▶ _GIVEN REQUEST_:
Look through the lines below and extract each one that contains "Profile".

##########

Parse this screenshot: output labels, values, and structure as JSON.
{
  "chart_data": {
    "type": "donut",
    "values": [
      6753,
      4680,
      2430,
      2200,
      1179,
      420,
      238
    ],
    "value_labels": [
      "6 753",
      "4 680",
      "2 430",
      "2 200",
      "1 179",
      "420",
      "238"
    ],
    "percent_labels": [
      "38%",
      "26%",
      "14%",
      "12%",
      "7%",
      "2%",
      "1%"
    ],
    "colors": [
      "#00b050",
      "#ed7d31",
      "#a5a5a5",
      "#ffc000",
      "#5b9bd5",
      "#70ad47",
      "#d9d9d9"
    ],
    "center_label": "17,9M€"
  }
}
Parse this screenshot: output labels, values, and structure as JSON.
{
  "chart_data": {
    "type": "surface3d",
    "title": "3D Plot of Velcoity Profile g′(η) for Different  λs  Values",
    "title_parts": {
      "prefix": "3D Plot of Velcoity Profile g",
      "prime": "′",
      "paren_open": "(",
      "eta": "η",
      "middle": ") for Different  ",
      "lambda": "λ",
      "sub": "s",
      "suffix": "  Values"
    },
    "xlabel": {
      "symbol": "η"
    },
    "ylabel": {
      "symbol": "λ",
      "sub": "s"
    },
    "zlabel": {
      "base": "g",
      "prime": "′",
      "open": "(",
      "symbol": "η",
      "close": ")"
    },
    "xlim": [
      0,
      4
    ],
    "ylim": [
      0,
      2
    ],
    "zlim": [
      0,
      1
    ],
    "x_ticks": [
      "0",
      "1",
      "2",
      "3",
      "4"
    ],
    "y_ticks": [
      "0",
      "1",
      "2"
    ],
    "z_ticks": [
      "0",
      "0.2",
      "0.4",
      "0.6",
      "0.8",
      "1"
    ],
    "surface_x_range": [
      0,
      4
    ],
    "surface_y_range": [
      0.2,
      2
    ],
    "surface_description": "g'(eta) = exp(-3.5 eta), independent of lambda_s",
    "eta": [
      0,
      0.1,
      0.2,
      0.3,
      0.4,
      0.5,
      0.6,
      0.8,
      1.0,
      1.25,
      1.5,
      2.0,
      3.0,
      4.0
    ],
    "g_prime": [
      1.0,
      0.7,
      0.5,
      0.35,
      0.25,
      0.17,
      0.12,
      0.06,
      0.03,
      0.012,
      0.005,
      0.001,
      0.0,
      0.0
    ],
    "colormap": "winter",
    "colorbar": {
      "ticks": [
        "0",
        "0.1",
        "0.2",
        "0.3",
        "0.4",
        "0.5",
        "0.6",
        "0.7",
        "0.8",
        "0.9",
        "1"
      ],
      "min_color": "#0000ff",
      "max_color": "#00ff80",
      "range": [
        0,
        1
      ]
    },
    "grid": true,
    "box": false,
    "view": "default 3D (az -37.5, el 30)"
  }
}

##########

▶ _ANSWER TO THE TASK_:
    "title": "3D Plot of Velcoity Profile g′(η) for Different  λs  Values",
      "prefix": "3D Plot of Velcoity Profile g",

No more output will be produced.